[Start of MATERIAL FOR THE TASK]
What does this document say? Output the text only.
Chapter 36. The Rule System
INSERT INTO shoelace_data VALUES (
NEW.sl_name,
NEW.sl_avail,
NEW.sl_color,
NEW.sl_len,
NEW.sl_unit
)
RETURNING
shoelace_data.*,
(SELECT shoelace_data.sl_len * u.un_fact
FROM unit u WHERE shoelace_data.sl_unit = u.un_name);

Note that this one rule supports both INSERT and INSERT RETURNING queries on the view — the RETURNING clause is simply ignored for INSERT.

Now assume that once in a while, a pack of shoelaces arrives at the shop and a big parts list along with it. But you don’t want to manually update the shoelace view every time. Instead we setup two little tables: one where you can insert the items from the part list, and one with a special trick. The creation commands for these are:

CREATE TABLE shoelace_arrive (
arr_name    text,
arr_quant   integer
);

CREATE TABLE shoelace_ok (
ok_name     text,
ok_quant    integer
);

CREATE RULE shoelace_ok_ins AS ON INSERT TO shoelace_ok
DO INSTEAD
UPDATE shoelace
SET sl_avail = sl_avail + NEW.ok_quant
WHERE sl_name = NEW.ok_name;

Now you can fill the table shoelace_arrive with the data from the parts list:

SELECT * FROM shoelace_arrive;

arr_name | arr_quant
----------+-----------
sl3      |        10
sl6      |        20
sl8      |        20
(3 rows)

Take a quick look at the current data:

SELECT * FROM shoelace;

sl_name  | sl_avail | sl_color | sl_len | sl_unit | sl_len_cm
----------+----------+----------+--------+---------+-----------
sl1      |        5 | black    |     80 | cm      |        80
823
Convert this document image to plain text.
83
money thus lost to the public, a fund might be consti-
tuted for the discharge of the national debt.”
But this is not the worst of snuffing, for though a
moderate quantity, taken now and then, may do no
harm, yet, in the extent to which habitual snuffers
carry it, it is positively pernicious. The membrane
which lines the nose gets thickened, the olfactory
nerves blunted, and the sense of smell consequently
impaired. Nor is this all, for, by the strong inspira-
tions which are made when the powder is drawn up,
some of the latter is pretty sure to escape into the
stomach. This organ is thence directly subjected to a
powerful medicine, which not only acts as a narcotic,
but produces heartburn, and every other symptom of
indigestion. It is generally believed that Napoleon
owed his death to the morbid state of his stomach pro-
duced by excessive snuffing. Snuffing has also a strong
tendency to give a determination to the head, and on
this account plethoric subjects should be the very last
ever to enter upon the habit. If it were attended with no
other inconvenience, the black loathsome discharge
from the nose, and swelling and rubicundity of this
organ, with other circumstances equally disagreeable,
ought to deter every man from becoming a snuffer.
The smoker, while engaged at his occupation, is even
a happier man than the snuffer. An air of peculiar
[End of MATERIAL FOR THE TASK]
**EXERCISE INSTRUCTIONS:** Copy each line of the records above that carries the word "nose".

**ANSWER BELOW:**
which lines the nose gets thickened, the olfactory
from the nose, and swelling and rubicundity of this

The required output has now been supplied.